取り組む作業:
下にある羊皮紙についての文章から、「なので、今回の私にとって新し」で始まり「面が処理されているものです。」で終わる部分を一字一句変えずに書き写してください。

----- 提供テキスト

今日は羊皮紙(ヴェラム)のストレッチと板張りに挑戦です。

さて、少しだけ羊皮紙について。
羊皮紙といえば、牛、仔牛、羊、ヤギなどなど、いろいろな動物の皮で作られた紙?(紙ではないのだけど。。。)です。獣皮紙ともいいますが、羊皮紙だからといって、羊の皮とは限りません。
ヴェラムとかパーチメントとかといいますが、地域によって呼び名がいろいろです。
牛や仔牛の皮からできたものをヴェラム、それ以外の動物をパーチメントと呼ぶ、というのを一番よく聞きます。

家にあった羊皮紙、何年も前から家にあったもので、「いつか使おう!」と思っているうちに、タイミングを逃し、未だ使っていなかったものです。おそらく牛の羊皮紙だと思うのですが、あまり品質はよくありません。
なので、今回の私にとって新しい方法での板張りに挑戦するにはちょうどいい羊皮紙です。(流石に初回でWilliam Cowleyのパーチメントを使う勇気はありません。。。実はまるまる仔牛1頭分のヴェラムをもっているのですが。。。↓写真)

これがWilliam Cowleyの仔牛1頭分のヴェラム。丸めて保管してあったので、重しをおいて撮影しました。

上質のヴェラムは、実は毛側も肉側もわからないくらいにスムースに処理されています。上の写真のヴェラムも両面が処理されているものです。

通常は片面のみ処理されていることが多く、肉側(Flesh Side)と毛側(Hair Side)でだいぶ質感が異なります。

----------
----- 記録情報

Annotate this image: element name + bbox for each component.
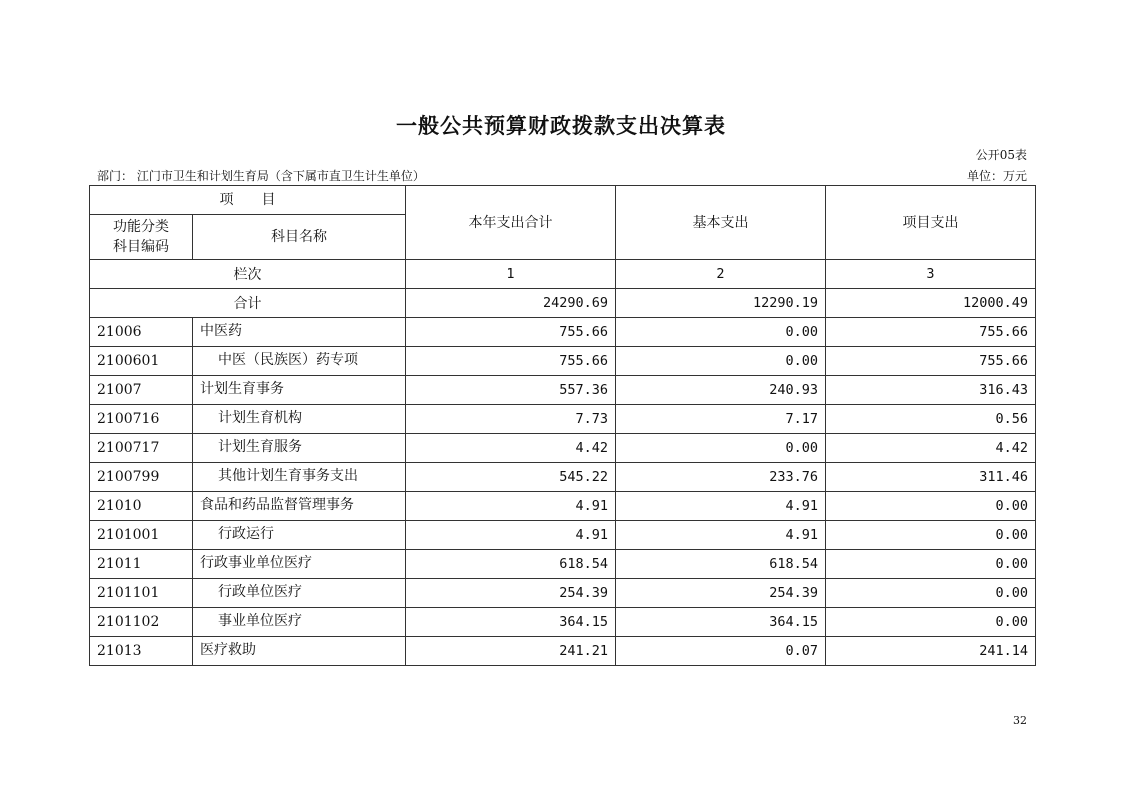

----------

完了した作業:
なので、今回の私にとって新しい方法での板張りに挑戦するにはちょうどいい羊皮紙です。(流石に初回でWilliam Cowleyのパーチメントを使う勇気はありません。。。実はまるまる仔牛1頭分のヴェラムをもっているのですが。。。↓写真)

これがWilliam Cowleyの仔牛1頭分のヴェラム。丸めて保管してあったので、重しをおいて撮影しました。

上質のヴェラムは、実は毛側も肉側もわからないくらいにスムースに処理されています。上の写真のヴェラムも両面が処理されているものです。